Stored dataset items
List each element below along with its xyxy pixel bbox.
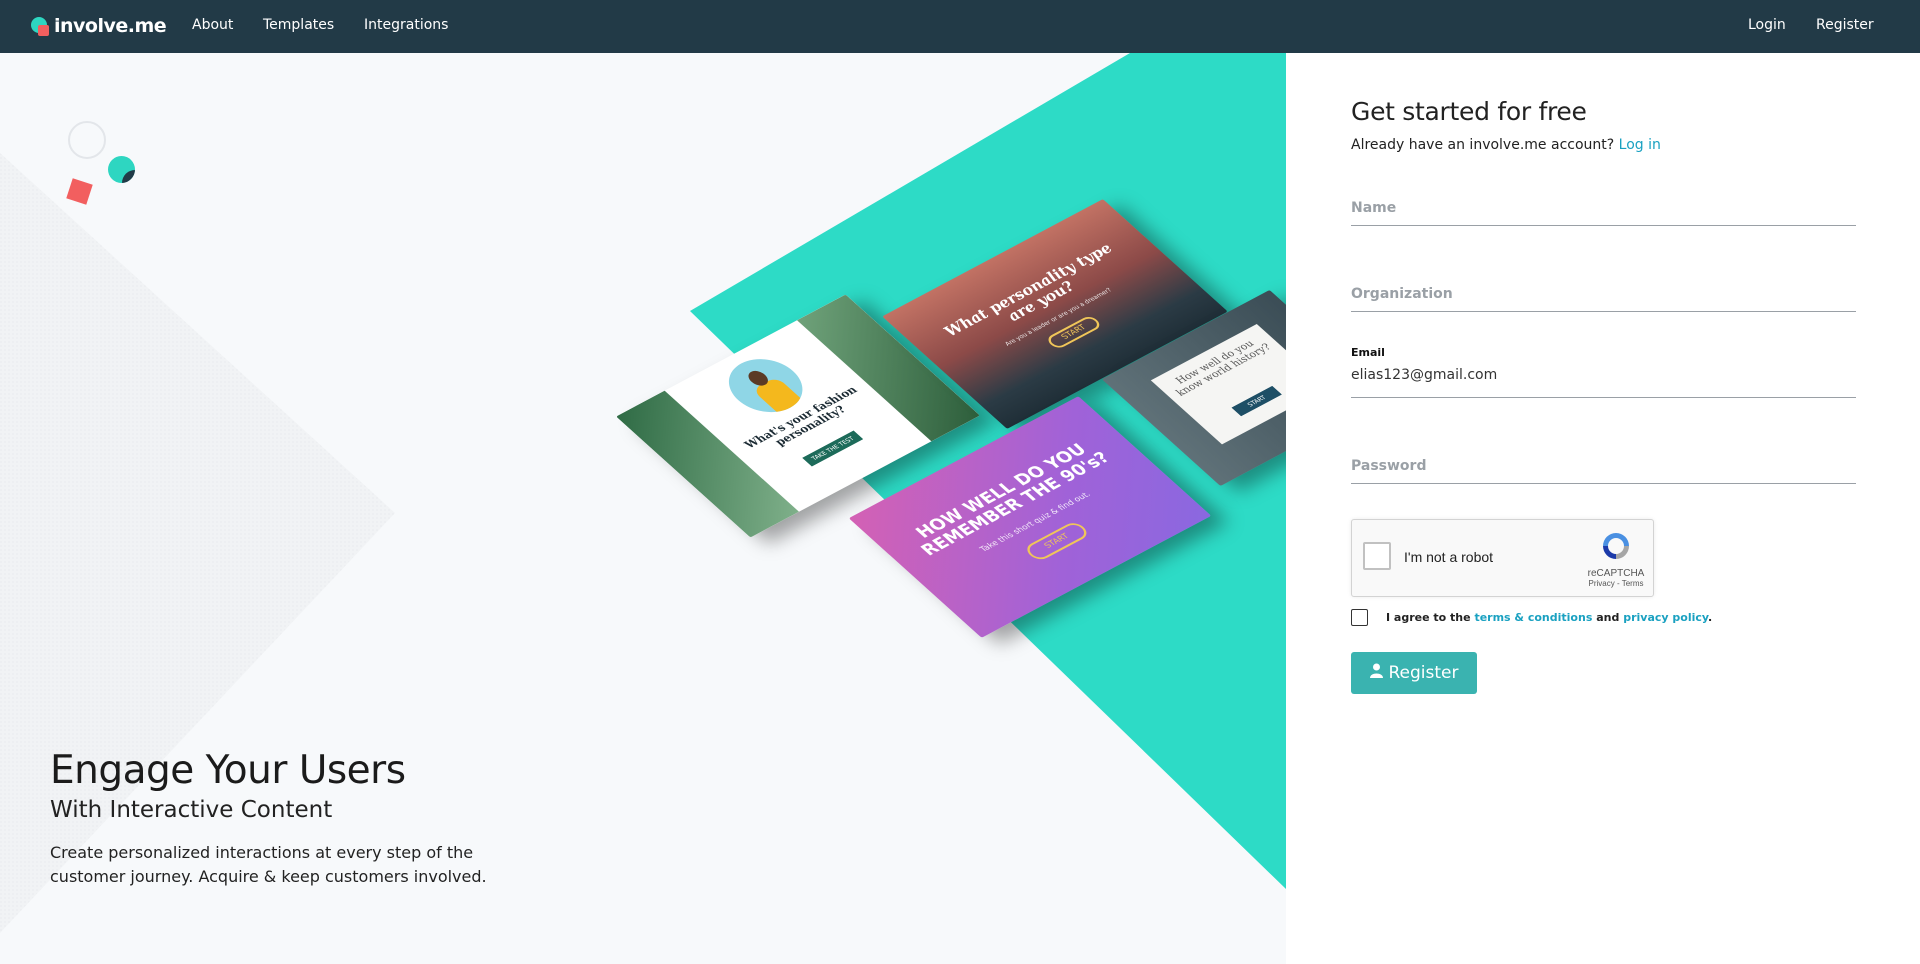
email-label: Email xyxy=(1351,346,1385,359)
hero-section: What's your fashion personality? TAKE TH… xyxy=(0,53,1286,964)
organization-placeholder: Organization xyxy=(1351,286,1453,302)
recaptcha-widget: I'm not a robot reCAPTCHA Privacy - Term… xyxy=(1351,519,1654,597)
form-title: Get started for free xyxy=(1351,97,1587,126)
logo[interactable]: involve.me xyxy=(31,14,167,38)
name-placeholder: Name xyxy=(1351,200,1397,216)
card-button: TAKE THE TEST xyxy=(802,430,864,467)
recaptcha-icon xyxy=(1603,533,1629,559)
recaptcha-brand: reCAPTCHA xyxy=(1587,568,1645,579)
terms-link[interactable]: terms & conditions xyxy=(1474,611,1592,624)
terms-prefix: I agree to the xyxy=(1386,611,1471,624)
email-field[interactable]: Email elias123@gmail.com xyxy=(1351,346,1856,398)
nav-link-templates[interactable]: Templates xyxy=(263,17,334,33)
user-icon xyxy=(1369,663,1383,683)
logo-mark-icon xyxy=(31,14,53,38)
account-prompt: Already have an involve.me account? Log … xyxy=(1351,137,1661,153)
hero-subtitle: With Interactive Content xyxy=(50,797,333,823)
recaptcha-checkbox[interactable] xyxy=(1363,542,1391,570)
terms-checkbox[interactable] xyxy=(1351,609,1368,626)
logo-text: involve.me xyxy=(54,15,167,37)
account-prompt-text: Already have an involve.me account? xyxy=(1351,137,1615,153)
recaptcha-logo: reCAPTCHA Privacy - Terms xyxy=(1584,530,1648,588)
nav-link-integrations[interactable]: Integrations xyxy=(364,17,448,33)
register-button[interactable]: Register xyxy=(1351,652,1477,694)
decor-dot-icon xyxy=(108,156,135,183)
terms-suffix: . xyxy=(1708,611,1713,624)
nav-link-register[interactable]: Register xyxy=(1816,17,1874,33)
terms-agreement: I agree to the terms & conditions and pr… xyxy=(1351,609,1712,626)
login-link[interactable]: Log in xyxy=(1619,137,1661,153)
recaptcha-label: I'm not a robot xyxy=(1404,549,1494,565)
password-placeholder: Password xyxy=(1351,458,1427,474)
hero-description: Create personalized interactions at ever… xyxy=(50,843,487,886)
privacy-link[interactable]: privacy policy xyxy=(1623,611,1708,624)
password-field[interactable]: Password xyxy=(1351,455,1856,484)
name-field[interactable]: Name xyxy=(1351,197,1856,226)
signup-panel: Get started for free Already have an inv… xyxy=(1286,53,1920,964)
hero-title: Engage Your Users xyxy=(50,748,406,793)
terms-and: and xyxy=(1596,611,1620,624)
register-button-label: Register xyxy=(1388,663,1459,683)
terms-text: I agree to the terms & conditions and pr… xyxy=(1386,611,1712,624)
email-value: elias123@gmail.com xyxy=(1351,367,1498,383)
nav-link-login[interactable]: Login xyxy=(1748,17,1786,33)
organization-field[interactable]: Organization xyxy=(1351,283,1856,312)
nav-link-about[interactable]: About xyxy=(192,17,233,33)
recaptcha-links[interactable]: Privacy - Terms xyxy=(1584,579,1648,588)
decor-ring-icon xyxy=(68,121,106,159)
top-navbar: involve.me About Templates Integrations … xyxy=(0,0,1920,53)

§ Objective
Rewrite every line of the entries above, replacing "involve.me" with "signup.app" wherever it occurs and keeping everything else the same. Leave the picture out.

§ Answer to the exercise
List each element below along with its xyxy pixel bbox.
email-label: Email xyxy=(1351,346,1385,359)
hero-section: What's your fashion personality? TAKE TH… xyxy=(0,53,1286,964)
organization-placeholder: Organization xyxy=(1351,286,1453,302)
recaptcha-widget: I'm not a robot reCAPTCHA Privacy - Term… xyxy=(1351,519,1654,597)
form-title: Get started for free xyxy=(1351,97,1587,126)
logo[interactable]: signup.app xyxy=(31,14,167,38)
name-placeholder: Name xyxy=(1351,200,1397,216)
card-button: TAKE THE TEST xyxy=(802,430,864,467)
recaptcha-icon xyxy=(1603,533,1629,559)
recaptcha-brand: reCAPTCHA xyxy=(1587,568,1645,579)
terms-link[interactable]: terms & conditions xyxy=(1474,611,1592,624)
terms-prefix: I agree to the xyxy=(1386,611,1471,624)
email-field[interactable]: Email elias123@gmail.com xyxy=(1351,346,1856,398)
nav-link-templates[interactable]: Templates xyxy=(263,17,334,33)
user-icon xyxy=(1369,663,1383,683)
logo-mark-icon xyxy=(31,14,53,38)
account-prompt: Already have an signup.app account? Log … xyxy=(1351,137,1661,153)
hero-subtitle: With Interactive Content xyxy=(50,797,333,823)
recaptcha-checkbox[interactable] xyxy=(1363,542,1391,570)
terms-checkbox[interactable] xyxy=(1351,609,1368,626)
logo-text: signup.app xyxy=(54,15,167,37)
account-prompt-text: Already have an signup.app account? xyxy=(1351,137,1615,153)
recaptcha-logo: reCAPTCHA Privacy - Terms xyxy=(1584,530,1648,588)
nav-link-integrations[interactable]: Integrations xyxy=(364,17,448,33)
register-button[interactable]: Register xyxy=(1351,652,1477,694)
decor-dot-icon xyxy=(108,156,135,183)
terms-suffix: . xyxy=(1708,611,1713,624)
nav-link-register[interactable]: Register xyxy=(1816,17,1874,33)
terms-agreement: I agree to the terms & conditions and pr… xyxy=(1351,609,1712,626)
login-link[interactable]: Log in xyxy=(1619,137,1661,153)
recaptcha-label: I'm not a robot xyxy=(1404,549,1494,565)
password-placeholder: Password xyxy=(1351,458,1427,474)
hero-description: Create personalized interactions at ever… xyxy=(50,843,487,886)
privacy-link[interactable]: privacy policy xyxy=(1623,611,1708,624)
password-field[interactable]: Password xyxy=(1351,455,1856,484)
name-field[interactable]: Name xyxy=(1351,197,1856,226)
signup-panel: Get started for free Already have an inv… xyxy=(1286,53,1920,964)
hero-title: Engage Your Users xyxy=(50,748,406,793)
terms-and: and xyxy=(1596,611,1620,624)
register-button-label: Register xyxy=(1388,663,1459,683)
terms-text: I agree to the terms & conditions and pr… xyxy=(1386,611,1712,624)
email-value: elias123@gmail.com xyxy=(1351,367,1498,383)
nav-link-login[interactable]: Login xyxy=(1748,17,1786,33)
organization-field[interactable]: Organization xyxy=(1351,283,1856,312)
nav-link-about[interactable]: About xyxy=(192,17,233,33)
recaptcha-links[interactable]: Privacy - Terms xyxy=(1584,579,1648,588)
decor-ring-icon xyxy=(68,121,106,159)
top-navbar: signup.app About Templates Integrations … xyxy=(0,0,1920,53)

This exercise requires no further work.